• [Stored records]
========

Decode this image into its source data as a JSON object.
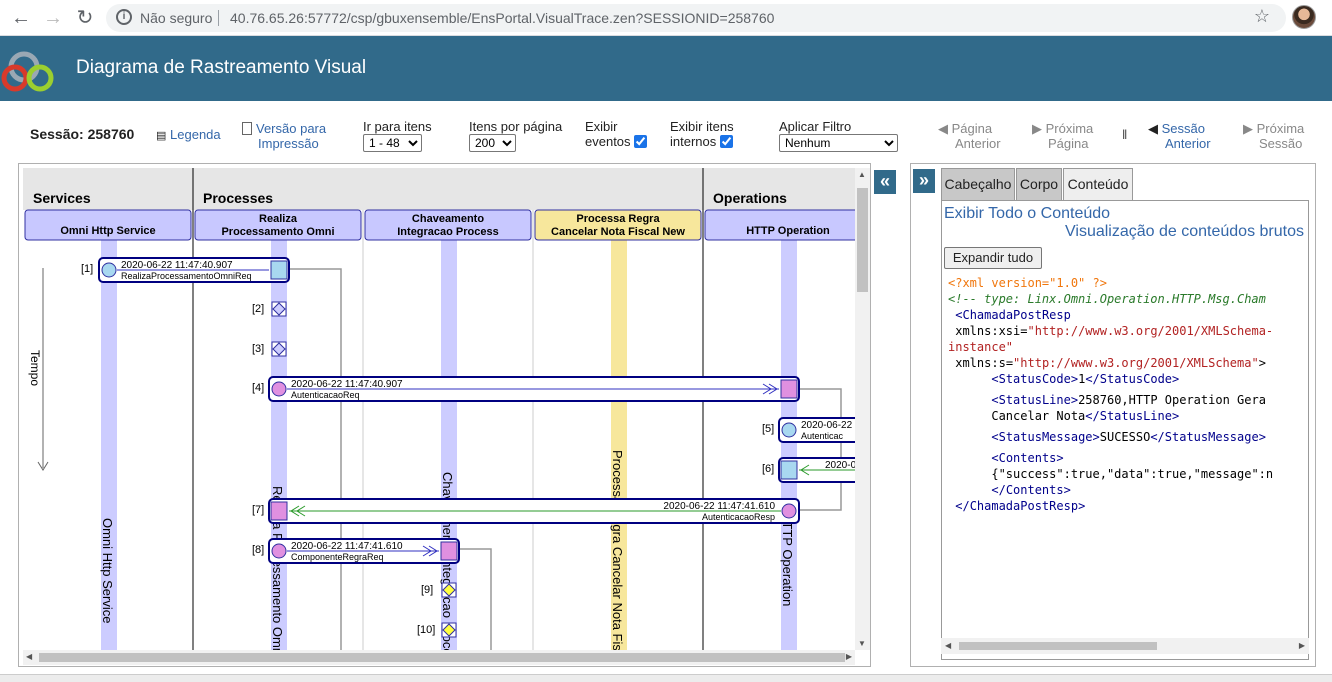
{
  "browser": {
    "security_label": "Não seguro",
    "url": "40.76.65.26:57772/csp/gbuxensemble/EnsPortal.VisualTrace.zen?SESSIONID=258760"
  },
  "app": {
    "title": "Diagrama de Rastreamento Visual"
  },
  "toolbar": {
    "session_label": "Sessão: 258760",
    "legend": "Legenda",
    "print_version": [
      "Versão para",
      "Impressão"
    ],
    "goto_label": "Ir para itens",
    "goto_value": "1 - 48",
    "per_page_label": "Itens por página",
    "per_page_value": "200",
    "show_events": [
      "Exibir",
      "eventos"
    ],
    "show_internal": [
      "Exibir itens",
      "internos"
    ],
    "filter_label": "Aplicar Filtro",
    "filter_value": "Nenhum",
    "prev_page": [
      "Página",
      "Anterior"
    ],
    "next_page": [
      "Próxima",
      "Página"
    ],
    "prev_session": [
      "Sessão",
      "Anterior"
    ],
    "next_session": [
      "Próxima",
      "Sessão"
    ]
  },
  "diagram": {
    "sections": [
      "Services",
      "Processes",
      "Operations"
    ],
    "hosts": [
      {
        "name": "Omni Http Service",
        "vertical": "Omni Http Service"
      },
      {
        "name": "Realiza\nProcessamento Omni",
        "vertical": "Realiza Processamento Omni"
      },
      {
        "name": "Chaveamento\nIntegracao Process",
        "vertical": "Chaveamento Integracao Process"
      },
      {
        "name": "Processa Regra\nCancelar Nota Fiscal New",
        "vertical": "Processa Regra Cancelar Nota Fiscal New"
      },
      {
        "name": "HTTP Operation",
        "vertical": "HTTP Operation"
      }
    ],
    "time_label": "Tempo",
    "messages": [
      {
        "idx": "[1]",
        "time": "2020-06-22 11:47:40.907",
        "name": "RealizaProcessamentoOmniReq"
      },
      {
        "idx": "[2]"
      },
      {
        "idx": "[3]"
      },
      {
        "idx": "[4]",
        "time": "2020-06-22 11:47:40.907",
        "name": "AutenticacaoReq"
      },
      {
        "idx": "[5]",
        "time": "2020-06-22",
        "name": "Autenticac"
      },
      {
        "idx": "[6]",
        "time": "2020-0"
      },
      {
        "idx": "[7]",
        "time": "2020-06-22 11:47:41.610",
        "name": "AutenticacaoResp"
      },
      {
        "idx": "[8]",
        "time": "2020-06-22 11:47:41.610",
        "name": "ComponenteRegraReq"
      },
      {
        "idx": "[9]"
      },
      {
        "idx": "[10]"
      }
    ]
  },
  "details": {
    "tabs": [
      "Cabeçalho",
      "Corpo",
      "Conteúdo"
    ],
    "active_tab": "Conteúdo",
    "show_all": "Exibir Todo o Conteúdo",
    "raw_view": "Visualização de conteúdos brutos",
    "expand_all": "Expandir tudo",
    "xml": {
      "pi": "<?xml version=\"1.0\" ?>",
      "comment": "<!-- type: Linx.Omni.Operation.HTTP.Msg.Cham",
      "root": "ChamadaPostResp",
      "xsi_attr": "xmlns:xsi",
      "xsi_val": "\"http://www.w3.org/2001/XMLSchema-",
      "xsi_val2": "instance\"",
      "s_attr": "xmlns:s",
      "s_val": "\"http://www.w3.org/2001/XMLSchema\"",
      "status_code_tag": "StatusCode",
      "status_code": "1",
      "status_line_tag": "StatusLine",
      "status_line_1": "258760,HTTP Operation Gera",
      "status_line_2": "Cancelar Nota",
      "status_message_tag": "StatusMessage",
      "status_message": "SUCESSO",
      "contents_tag": "Contents",
      "contents_value": "{\"success\":true,\"data\":true,\"message\":n"
    }
  }
}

========

• [What you should do] Reproduce the listing above exactly, excluding all pictures.

• [Full solution]
Decode this image into its source data as a JSON object.
{
  "browser": {
    "security_label": "Não seguro",
    "url": "40.76.65.26:57772/csp/gbuxensemble/EnsPortal.VisualTrace.zen?SESSIONID=258760"
  },
  "app": {
    "title": "Diagrama de Rastreamento Visual"
  },
  "toolbar": {
    "session_label": "Sessão: 258760",
    "legend": "Legenda",
    "print_version": [
      "Versão para",
      "Impressão"
    ],
    "goto_label": "Ir para itens",
    "goto_value": "1 - 48",
    "per_page_label": "Itens por página",
    "per_page_value": "200",
    "show_events": [
      "Exibir",
      "eventos"
    ],
    "show_internal": [
      "Exibir itens",
      "internos"
    ],
    "filter_label": "Aplicar Filtro",
    "filter_value": "Nenhum",
    "prev_page": [
      "Página",
      "Anterior"
    ],
    "next_page": [
      "Próxima",
      "Página"
    ],
    "prev_session": [
      "Sessão",
      "Anterior"
    ],
    "next_session": [
      "Próxima",
      "Sessão"
    ]
  },
  "diagram": {
    "sections": [
      "Services",
      "Processes",
      "Operations"
    ],
    "hosts": [
      {
        "name": "Omni Http Service",
        "vertical": "Omni Http Service"
      },
      {
        "name": "Realiza\nProcessamento Omni",
        "vertical": "Realiza Processamento Omni"
      },
      {
        "name": "Chaveamento\nIntegracao Process",
        "vertical": "Chaveamento Integracao Process"
      },
      {
        "name": "Processa Regra\nCancelar Nota Fiscal New",
        "vertical": "Processa Regra Cancelar Nota Fiscal New"
      },
      {
        "name": "HTTP Operation",
        "vertical": "HTTP Operation"
      }
    ],
    "time_label": "Tempo",
    "messages": [
      {
        "idx": "[1]",
        "time": "2020-06-22 11:47:40.907",
        "name": "RealizaProcessamentoOmniReq"
      },
      {
        "idx": "[2]"
      },
      {
        "idx": "[3]"
      },
      {
        "idx": "[4]",
        "time": "2020-06-22 11:47:40.907",
        "name": "AutenticacaoReq"
      },
      {
        "idx": "[5]",
        "time": "2020-06-22",
        "name": "Autenticac"
      },
      {
        "idx": "[6]",
        "time": "2020-0"
      },
      {
        "idx": "[7]",
        "time": "2020-06-22 11:47:41.610",
        "name": "AutenticacaoResp"
      },
      {
        "idx": "[8]",
        "time": "2020-06-22 11:47:41.610",
        "name": "ComponenteRegraReq"
      },
      {
        "idx": "[9]"
      },
      {
        "idx": "[10]"
      }
    ]
  },
  "details": {
    "tabs": [
      "Cabeçalho",
      "Corpo",
      "Conteúdo"
    ],
    "active_tab": "Conteúdo",
    "show_all": "Exibir Todo o Conteúdo",
    "raw_view": "Visualização de conteúdos brutos",
    "expand_all": "Expandir tudo",
    "xml": {
      "pi": "<?xml version=\"1.0\" ?>",
      "comment": "<!-- type: Linx.Omni.Operation.HTTP.Msg.Cham",
      "root": "ChamadaPostResp",
      "xsi_attr": "xmlns:xsi",
      "xsi_val": "\"http://www.w3.org/2001/XMLSchema-",
      "xsi_val2": "instance\"",
      "s_attr": "xmlns:s",
      "s_val": "\"http://www.w3.org/2001/XMLSchema\"",
      "status_code_tag": "StatusCode",
      "status_code": "1",
      "status_line_tag": "StatusLine",
      "status_line_1": "258760,HTTP Operation Gera",
      "status_line_2": "Cancelar Nota",
      "status_message_tag": "StatusMessage",
      "status_message": "SUCESSO",
      "contents_tag": "Contents",
      "contents_value": "{\"success\":true,\"data\":true,\"message\":n"
    }
  }
}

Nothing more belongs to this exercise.